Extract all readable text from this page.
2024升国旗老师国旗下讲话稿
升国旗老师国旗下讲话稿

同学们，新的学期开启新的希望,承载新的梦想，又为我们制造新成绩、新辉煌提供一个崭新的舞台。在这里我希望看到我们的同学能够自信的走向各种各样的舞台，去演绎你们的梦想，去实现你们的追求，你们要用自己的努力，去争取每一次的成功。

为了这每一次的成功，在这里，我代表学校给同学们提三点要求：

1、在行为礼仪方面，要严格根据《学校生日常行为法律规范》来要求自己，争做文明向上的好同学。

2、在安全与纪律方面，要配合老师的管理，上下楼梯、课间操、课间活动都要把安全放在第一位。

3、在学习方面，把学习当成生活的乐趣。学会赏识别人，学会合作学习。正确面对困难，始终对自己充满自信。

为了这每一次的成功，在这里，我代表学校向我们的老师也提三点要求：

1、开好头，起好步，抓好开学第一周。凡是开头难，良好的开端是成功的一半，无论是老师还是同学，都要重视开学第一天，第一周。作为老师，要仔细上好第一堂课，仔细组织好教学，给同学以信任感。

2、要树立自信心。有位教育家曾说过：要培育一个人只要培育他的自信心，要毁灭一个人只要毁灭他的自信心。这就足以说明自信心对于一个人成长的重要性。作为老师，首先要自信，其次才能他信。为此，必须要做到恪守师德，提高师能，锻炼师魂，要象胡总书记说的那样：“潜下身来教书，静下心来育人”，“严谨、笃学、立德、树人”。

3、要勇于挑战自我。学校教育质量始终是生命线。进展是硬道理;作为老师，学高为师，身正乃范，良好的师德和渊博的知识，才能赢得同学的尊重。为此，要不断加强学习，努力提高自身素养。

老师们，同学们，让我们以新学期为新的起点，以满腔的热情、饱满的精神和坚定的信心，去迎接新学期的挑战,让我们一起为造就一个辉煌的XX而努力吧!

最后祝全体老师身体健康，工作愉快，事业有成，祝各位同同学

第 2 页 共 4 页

· · · · ·

> [Given task]:
Pick out every line of the listing containing the word "作为老师", and show those lines.

> [Solution to the problem]:
1、开好头，起好步，抓好开学第一周。凡是开头难，良好的开端是成功的一半，无论是老师还是同学，都要重视开学第一天，第一周。作为老师，要仔细上好第一堂课，仔细组织好教学，给同学以信任感。
2、要树立自信心。有位教育家曾说过：要培育一个人只要培育他的自信心，要毁灭一个人只要毁灭他的自信心。这就足以说明自信心对于一个人成长的重要性。作为老师，首先要自信，其次才能他信。为此，必须要做到恪守师德，提高师能，锻炼师魂，要象胡总书记说的那样：“潜下身来教书，静下心来育人”，“严谨、笃学、立德、树人”。
3、要勇于挑战自我。学校教育质量始终是生命线。进展是硬道理;作为老师，学高为师，身正乃范，良好的师德和渊博的知识，才能赢得同学的尊重。为此，要不断加强学习，努力提高自身素养。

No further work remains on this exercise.